- Record extracts -
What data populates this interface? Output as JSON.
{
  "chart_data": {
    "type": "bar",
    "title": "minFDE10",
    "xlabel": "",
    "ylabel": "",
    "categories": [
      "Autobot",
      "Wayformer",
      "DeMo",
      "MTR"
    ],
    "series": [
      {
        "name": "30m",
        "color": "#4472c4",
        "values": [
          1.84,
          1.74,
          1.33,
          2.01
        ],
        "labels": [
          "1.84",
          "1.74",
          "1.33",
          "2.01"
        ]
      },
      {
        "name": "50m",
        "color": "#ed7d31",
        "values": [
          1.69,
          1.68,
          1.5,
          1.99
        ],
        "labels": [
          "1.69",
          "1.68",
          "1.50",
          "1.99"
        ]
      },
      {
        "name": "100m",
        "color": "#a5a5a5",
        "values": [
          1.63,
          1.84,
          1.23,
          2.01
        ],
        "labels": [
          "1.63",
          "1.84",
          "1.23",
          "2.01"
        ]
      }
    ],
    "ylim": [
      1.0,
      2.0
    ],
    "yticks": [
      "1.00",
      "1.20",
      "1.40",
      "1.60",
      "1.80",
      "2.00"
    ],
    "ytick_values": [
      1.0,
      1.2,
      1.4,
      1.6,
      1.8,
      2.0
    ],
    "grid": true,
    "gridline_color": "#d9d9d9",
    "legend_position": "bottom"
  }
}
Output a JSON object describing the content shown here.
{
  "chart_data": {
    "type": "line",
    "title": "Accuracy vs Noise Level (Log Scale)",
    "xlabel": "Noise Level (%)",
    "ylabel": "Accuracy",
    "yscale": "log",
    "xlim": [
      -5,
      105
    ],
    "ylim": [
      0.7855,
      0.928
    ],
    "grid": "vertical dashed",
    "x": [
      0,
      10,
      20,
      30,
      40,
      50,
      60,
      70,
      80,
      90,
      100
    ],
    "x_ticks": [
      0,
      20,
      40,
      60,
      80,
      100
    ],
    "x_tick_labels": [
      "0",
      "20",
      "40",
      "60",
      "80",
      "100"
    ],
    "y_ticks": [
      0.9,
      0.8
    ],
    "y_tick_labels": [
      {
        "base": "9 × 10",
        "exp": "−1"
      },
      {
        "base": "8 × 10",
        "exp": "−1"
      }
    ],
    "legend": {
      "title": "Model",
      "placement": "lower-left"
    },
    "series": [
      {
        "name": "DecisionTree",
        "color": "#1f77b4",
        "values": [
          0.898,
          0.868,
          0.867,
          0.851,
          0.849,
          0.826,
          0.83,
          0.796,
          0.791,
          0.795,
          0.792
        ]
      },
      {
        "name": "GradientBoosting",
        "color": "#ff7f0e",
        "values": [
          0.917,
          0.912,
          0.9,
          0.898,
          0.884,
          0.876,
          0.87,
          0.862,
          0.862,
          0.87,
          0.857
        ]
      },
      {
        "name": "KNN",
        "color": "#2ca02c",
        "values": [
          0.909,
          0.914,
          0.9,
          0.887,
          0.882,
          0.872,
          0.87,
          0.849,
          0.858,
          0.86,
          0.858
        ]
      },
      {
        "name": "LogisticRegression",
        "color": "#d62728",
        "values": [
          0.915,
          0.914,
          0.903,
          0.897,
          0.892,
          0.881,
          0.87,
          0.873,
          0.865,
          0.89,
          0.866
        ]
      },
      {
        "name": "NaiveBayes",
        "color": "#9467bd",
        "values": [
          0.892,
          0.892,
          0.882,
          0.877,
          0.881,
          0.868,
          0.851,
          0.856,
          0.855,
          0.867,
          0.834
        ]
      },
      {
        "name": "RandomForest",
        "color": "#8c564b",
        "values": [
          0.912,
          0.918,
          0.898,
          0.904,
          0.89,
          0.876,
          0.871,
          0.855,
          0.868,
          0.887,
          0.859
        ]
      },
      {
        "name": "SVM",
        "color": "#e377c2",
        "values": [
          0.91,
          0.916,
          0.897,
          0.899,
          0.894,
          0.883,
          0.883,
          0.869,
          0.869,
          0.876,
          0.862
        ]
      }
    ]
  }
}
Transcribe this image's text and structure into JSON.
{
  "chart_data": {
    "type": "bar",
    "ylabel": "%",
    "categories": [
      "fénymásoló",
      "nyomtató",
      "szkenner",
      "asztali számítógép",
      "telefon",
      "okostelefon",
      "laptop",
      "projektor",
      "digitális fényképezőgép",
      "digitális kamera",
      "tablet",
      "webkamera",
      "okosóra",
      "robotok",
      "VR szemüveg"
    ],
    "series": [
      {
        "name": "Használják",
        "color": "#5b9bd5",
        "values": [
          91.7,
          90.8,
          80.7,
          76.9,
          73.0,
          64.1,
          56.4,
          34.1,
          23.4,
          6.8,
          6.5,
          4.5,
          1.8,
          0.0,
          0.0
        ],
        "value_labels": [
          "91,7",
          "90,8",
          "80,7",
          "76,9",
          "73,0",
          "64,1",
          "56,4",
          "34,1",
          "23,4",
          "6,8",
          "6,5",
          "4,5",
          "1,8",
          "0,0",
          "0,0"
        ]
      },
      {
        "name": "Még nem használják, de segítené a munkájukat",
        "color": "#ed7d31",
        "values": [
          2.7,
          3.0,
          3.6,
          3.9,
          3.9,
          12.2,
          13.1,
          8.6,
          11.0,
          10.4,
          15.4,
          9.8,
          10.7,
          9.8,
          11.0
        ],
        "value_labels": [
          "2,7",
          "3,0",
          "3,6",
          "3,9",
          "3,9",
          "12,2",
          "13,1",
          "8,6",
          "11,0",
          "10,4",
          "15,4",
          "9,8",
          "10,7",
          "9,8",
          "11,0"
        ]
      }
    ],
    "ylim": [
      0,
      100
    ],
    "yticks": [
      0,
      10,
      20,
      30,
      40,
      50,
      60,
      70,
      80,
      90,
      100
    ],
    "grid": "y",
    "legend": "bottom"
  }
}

- What you have to do -
In the records above, how many lines include the string "Noise"? Answer with only the number.

- Completed task -
2